Document segment:
..........
Everyone is talking about tariff - either writing or making videos. Having gone through most of the context, I felt that no one was clearing the basics (my friends did through their video - link at the end). So, even though people are reading about tariffs every day, they are not understanding much.
Here is my newsletter to help you understand how tariffs impact companies at the ground level. Tariffs can feel a bit abstract until you see how they impact real companies on the ground. So let’s break it down in simple terms, with real-world-style numbers and examples of what happens when tariffs go up for a company. Hopefully, after reading this, you can make better investment decisions.
I will be sending another newsletter this week itself, where I talk about my new investments in the stock market (and some exits).
What is a Tariff?
A tariff is a tax imposed by a government on imported goods. The goal is to:
Make imported goods more expensive.
Encourage people to buy local (domestic) alternatives.
Generate revenue for the government.
..........
Extracted records:
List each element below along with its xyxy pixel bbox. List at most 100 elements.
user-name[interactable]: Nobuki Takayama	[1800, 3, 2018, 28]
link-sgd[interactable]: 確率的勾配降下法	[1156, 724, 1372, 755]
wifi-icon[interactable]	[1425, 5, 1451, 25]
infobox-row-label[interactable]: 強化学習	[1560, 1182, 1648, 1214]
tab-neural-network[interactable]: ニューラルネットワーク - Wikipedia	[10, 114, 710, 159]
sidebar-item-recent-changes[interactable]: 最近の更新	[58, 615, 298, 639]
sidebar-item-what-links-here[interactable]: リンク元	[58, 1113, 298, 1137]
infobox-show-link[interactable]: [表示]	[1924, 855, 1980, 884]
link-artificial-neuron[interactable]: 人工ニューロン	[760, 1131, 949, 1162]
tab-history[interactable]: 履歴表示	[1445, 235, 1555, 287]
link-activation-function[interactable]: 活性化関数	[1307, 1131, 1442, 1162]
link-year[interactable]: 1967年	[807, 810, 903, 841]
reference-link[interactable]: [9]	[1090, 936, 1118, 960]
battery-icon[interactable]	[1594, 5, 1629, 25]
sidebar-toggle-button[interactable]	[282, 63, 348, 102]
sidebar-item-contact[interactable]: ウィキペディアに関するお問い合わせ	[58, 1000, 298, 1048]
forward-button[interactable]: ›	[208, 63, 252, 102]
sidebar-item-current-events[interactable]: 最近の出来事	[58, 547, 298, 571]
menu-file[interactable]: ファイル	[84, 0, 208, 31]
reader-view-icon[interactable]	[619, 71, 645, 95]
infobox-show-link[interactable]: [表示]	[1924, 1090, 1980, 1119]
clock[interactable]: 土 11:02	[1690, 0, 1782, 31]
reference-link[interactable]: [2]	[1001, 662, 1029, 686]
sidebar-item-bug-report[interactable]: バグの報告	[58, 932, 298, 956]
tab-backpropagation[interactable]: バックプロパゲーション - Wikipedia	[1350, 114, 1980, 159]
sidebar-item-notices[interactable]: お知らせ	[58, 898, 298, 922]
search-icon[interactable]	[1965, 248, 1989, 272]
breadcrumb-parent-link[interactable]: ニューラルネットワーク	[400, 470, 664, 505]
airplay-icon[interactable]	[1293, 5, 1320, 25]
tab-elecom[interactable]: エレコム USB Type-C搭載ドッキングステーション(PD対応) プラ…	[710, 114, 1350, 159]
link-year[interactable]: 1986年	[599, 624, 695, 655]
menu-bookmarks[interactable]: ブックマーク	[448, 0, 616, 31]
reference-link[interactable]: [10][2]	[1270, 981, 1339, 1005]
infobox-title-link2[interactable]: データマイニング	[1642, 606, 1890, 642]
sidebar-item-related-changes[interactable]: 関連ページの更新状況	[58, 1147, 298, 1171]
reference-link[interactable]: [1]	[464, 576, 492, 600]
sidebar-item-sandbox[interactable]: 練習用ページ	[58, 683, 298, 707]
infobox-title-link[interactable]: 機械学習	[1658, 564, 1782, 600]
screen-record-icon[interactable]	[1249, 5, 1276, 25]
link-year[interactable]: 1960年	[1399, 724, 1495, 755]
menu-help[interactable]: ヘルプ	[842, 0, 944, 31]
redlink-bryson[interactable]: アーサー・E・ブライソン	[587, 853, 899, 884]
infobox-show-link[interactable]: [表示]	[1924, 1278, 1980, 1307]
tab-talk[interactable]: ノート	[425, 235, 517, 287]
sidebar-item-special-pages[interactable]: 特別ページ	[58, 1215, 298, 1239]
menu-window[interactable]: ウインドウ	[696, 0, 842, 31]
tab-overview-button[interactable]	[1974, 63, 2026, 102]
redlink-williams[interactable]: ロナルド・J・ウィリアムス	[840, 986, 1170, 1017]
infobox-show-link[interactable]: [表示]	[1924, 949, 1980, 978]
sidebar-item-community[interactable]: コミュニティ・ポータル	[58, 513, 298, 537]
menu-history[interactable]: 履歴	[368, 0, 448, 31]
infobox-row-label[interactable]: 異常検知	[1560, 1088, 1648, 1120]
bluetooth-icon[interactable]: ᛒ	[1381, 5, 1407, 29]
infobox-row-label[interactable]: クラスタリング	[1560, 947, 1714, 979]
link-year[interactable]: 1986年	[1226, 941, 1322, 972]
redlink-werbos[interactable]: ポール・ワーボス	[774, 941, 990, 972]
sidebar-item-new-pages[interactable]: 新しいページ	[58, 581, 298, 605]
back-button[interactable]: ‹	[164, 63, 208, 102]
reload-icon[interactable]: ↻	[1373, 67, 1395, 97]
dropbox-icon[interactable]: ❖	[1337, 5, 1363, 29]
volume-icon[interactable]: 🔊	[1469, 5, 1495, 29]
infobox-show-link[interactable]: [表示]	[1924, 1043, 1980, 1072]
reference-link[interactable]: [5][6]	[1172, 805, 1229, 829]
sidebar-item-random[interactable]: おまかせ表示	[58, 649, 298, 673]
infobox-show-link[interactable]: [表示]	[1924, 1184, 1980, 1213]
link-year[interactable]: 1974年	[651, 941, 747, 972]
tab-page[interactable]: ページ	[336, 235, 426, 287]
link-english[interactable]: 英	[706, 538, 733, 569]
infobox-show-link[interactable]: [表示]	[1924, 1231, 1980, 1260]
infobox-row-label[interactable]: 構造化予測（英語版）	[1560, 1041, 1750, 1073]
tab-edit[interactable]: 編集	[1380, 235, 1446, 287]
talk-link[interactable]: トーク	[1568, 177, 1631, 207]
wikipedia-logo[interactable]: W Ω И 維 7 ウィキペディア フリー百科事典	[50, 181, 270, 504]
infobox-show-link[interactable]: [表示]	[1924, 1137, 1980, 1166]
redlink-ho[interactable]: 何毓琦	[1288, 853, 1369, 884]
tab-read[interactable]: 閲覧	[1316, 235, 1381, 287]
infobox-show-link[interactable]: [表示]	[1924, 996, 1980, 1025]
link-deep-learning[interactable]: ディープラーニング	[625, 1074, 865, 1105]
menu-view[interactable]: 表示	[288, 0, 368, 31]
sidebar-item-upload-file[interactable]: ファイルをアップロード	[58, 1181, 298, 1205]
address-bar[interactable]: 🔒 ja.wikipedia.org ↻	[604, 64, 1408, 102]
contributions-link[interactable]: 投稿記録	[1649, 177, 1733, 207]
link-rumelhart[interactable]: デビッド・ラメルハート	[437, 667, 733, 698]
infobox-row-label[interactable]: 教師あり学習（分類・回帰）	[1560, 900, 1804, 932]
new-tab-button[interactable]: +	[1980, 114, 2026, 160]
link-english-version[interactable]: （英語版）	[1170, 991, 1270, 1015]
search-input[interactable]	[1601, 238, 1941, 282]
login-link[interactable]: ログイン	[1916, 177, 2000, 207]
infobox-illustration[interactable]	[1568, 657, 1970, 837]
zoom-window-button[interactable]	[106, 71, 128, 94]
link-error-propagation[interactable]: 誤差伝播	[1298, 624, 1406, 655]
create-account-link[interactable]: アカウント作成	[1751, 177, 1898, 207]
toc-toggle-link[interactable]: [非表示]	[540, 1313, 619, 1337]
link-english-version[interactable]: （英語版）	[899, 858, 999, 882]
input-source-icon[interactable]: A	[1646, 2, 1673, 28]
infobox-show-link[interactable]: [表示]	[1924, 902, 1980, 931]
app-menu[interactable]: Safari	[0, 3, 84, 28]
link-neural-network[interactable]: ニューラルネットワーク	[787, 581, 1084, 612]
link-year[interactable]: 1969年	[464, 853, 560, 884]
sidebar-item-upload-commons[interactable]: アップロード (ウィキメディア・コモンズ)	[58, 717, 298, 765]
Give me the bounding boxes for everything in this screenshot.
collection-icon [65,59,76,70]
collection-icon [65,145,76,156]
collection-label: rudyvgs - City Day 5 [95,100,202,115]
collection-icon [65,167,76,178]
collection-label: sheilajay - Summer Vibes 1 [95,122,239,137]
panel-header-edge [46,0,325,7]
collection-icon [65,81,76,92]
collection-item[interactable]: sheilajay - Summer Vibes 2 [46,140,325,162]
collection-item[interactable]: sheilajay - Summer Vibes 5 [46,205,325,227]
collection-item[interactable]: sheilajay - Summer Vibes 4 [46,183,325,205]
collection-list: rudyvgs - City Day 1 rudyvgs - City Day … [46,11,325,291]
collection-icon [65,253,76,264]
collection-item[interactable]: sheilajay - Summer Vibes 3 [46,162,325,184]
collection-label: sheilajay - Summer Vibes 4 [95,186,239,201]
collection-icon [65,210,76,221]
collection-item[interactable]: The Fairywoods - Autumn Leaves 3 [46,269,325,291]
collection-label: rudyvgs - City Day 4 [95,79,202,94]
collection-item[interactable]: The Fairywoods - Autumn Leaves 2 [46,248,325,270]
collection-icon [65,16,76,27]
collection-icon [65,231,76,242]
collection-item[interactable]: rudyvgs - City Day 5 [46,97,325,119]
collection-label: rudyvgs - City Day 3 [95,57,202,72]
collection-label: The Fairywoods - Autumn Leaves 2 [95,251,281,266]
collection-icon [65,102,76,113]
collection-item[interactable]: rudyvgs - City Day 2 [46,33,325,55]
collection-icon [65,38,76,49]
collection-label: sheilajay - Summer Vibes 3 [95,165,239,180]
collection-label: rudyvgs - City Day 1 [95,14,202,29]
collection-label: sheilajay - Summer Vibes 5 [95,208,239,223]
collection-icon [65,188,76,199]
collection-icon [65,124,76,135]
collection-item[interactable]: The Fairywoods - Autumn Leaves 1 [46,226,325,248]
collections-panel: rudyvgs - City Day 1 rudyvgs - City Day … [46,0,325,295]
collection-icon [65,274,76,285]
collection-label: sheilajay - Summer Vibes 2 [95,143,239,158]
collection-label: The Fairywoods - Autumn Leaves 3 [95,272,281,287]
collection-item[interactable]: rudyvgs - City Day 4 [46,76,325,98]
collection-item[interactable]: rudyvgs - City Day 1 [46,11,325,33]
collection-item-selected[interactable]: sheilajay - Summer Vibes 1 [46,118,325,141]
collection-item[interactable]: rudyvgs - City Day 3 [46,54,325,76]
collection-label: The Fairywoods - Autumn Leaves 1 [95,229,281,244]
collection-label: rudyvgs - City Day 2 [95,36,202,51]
..........
Work instructions:
a: Answer these questions about the tariff newsletter:
(i) According to the newsletter, who did explain the basics, and in what form?
(ii) What will the author's other newsletter this week cover?
(iii) How does the newsletter define a tariff?
b: What goals of a tariff does the tariff newsletter list? Give all of them.
c: Can you continue the tariff newsletter from the end of its list of goals?

Written responses:
a:
(i) The author's friends, through their video.
(ii) The author's new investments in the stock market, and some exits.
(iii) A tax imposed by a government on imported goods.

b:
- Make imported goods more expensive.
- Encourage people to buy local (domestic) alternatives.
- Generate revenue for the government.

c:
Let me explain with an example.
An-Level Example: Indian Company A Imports Steel
Let’s imagine an Indian company, “Abhinav Mishra Pvt Ltd”, that makes hand tools (like hammers, spanners, etc.).
They import steel from China to make those tools.
🔹 Normal Scenario (Before Tariff Hike):
Steel cost (imported from China): ₹50,000 per ton
Tariff on imported steel: 10%
So total cost per ton = ₹50,000 + ₹5,000 = ₹55,000
Metro Tools buys 1,000 tons/month, so:
Total monthly raw material cost = ₹55,000 x 1,000 = ₹5.5 crore
What if the Indian Government Raises Tariffs?
Let’s say the government increases the tariff on imported steel to 25% (to promote Indian steel producers like Tata Steel or JSW Steel).
🔹 After Tariff Hike:
Steel base price = ₹50,000
Tariff = 25% of ₹50,000 = ₹12,500
Total cost per ton = ₹62,500
Monthly cost for 1,000 tons = ₹62,500 x 1,000 = ₹6.25 crore
Monthly cost increased by ₹75 lakh!
(That is Rs 9 crore more per year)
What happens to ‘Abhinav Mishra’ now?
Profit Margin Falls:
If they can’t raise the selling price, profit gets squeezed.
Let’s say they were making Rs 1.2 crore/month in profit earlier — now it may fall to Rs 45 lakh.
They May Increase Prices:
To maintain profit, they may hike tool prices.
But if customers switch to cheaper alternatives, they may lose sales.
They May Switch to Local Steel:
If domestic steel is cheaper now, they might shift suppliers (which is what the government wants).
Stock Price Impact (if listed):
If profits fall and margins shrink, investors might get worried.
Stock may drop.
Other Real-World Examples:
Example 2: A US Furniture Company
Company imports wooden chairs from China at $50 each.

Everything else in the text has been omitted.